Write out the records below once more, exactly as they stand.

◆ ◆ ◆ ◆ ◆

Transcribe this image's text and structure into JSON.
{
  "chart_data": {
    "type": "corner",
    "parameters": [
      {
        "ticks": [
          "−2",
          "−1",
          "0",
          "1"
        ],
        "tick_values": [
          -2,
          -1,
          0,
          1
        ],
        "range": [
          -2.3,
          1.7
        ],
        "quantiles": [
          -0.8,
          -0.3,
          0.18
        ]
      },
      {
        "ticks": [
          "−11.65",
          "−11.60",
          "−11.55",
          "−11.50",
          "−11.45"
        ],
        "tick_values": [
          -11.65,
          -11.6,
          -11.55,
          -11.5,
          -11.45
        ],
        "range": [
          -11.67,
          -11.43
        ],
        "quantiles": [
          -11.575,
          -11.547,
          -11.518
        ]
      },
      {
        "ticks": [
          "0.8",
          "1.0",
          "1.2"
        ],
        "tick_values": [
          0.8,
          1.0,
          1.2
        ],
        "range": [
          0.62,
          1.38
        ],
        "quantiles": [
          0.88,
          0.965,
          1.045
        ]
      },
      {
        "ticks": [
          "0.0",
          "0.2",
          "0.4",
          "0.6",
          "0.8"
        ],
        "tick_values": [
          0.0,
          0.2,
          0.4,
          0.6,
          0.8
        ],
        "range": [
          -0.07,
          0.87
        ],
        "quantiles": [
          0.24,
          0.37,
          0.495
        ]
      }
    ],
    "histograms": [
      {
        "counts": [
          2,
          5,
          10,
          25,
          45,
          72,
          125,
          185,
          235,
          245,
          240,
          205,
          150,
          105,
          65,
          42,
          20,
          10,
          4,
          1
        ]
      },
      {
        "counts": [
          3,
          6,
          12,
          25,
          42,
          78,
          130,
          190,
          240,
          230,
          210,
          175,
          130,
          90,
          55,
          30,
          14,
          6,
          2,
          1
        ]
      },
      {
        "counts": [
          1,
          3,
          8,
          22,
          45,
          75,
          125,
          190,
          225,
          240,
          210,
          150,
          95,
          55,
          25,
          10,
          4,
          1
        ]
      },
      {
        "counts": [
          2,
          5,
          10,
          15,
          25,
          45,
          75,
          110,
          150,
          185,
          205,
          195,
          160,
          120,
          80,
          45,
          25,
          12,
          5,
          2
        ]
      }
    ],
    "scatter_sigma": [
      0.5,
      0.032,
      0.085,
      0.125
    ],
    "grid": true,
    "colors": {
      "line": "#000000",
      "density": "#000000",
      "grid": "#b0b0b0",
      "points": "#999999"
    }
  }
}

◆ ◆ ◆ ◆ ◆

• **Exercise response**:
Transcribe this image's text and structure into JSON.
{
  "chart_data": {
    "type": "corner",
    "parameters": [
      {
        "ticks": [
          "−2",
          "−1",
          "0",
          "1"
        ],
        "tick_values": [
          -2,
          -1,
          0,
          1
        ],
        "range": [
          -2.3,
          1.7
        ],
        "quantiles": [
          -0.8,
          -0.3,
          0.18
        ]
      },
      {
        "ticks": [
          "−11.65",
          "−11.60",
          "−11.55",
          "−11.50",
          "−11.45"
        ],
        "tick_values": [
          -11.65,
          -11.6,
          -11.55,
          -11.5,
          -11.45
        ],
        "range": [
          -11.67,
          -11.43
        ],
        "quantiles": [
          -11.575,
          -11.547,
          -11.518
        ]
      },
      {
        "ticks": [
          "0.8",
          "1.0",
          "1.2"
        ],
        "tick_values": [
          0.8,
          1.0,
          1.2
        ],
        "range": [
          0.62,
          1.38
        ],
        "quantiles": [
          0.88,
          0.965,
          1.045
        ]
      },
      {
        "ticks": [
          "0.0",
          "0.2",
          "0.4",
          "0.6",
          "0.8"
        ],
        "tick_values": [
          0.0,
          0.2,
          0.4,
          0.6,
          0.8
        ],
        "range": [
          -0.07,
          0.87
        ],
        "quantiles": [
          0.24,
          0.37,
          0.495
        ]
      }
    ],
    "histograms": [
      {
        "counts": [
          2,
          5,
          10,
          25,
          45,
          72,
          125,
          185,
          235,
          245,
          240,
          205,
          150,
          105,
          65,
          42,
          20,
          10,
          4,
          1
        ]
      },
      {
        "counts": [
          3,
          6,
          12,
          25,
          42,
          78,
          130,
          190,
          240,
          230,
          210,
          175,
          130,
          90,
          55,
          30,
          14,
          6,
          2,
          1
        ]
      },
      {
        "counts": [
          1,
          3,
          8,
          22,
          45,
          75,
          125,
          190,
          225,
          240,
          210,
          150,
          95,
          55,
          25,
          10,
          4,
          1
        ]
      },
      {
        "counts": [
          2,
          5,
          10,
          15,
          25,
          45,
          75,
          110,
          150,
          185,
          205,
          195,
          160,
          120,
          80,
          45,
          25,
          12,
          5,
          2
        ]
      }
    ],
    "scatter_sigma": [
      0.5,
      0.032,
      0.085,
      0.125
    ],
    "grid": true,
    "colors": {
      "line": "#000000",
      "density": "#000000",
      "grid": "#b0b0b0",
      "points": "#999999"
    }
  }
}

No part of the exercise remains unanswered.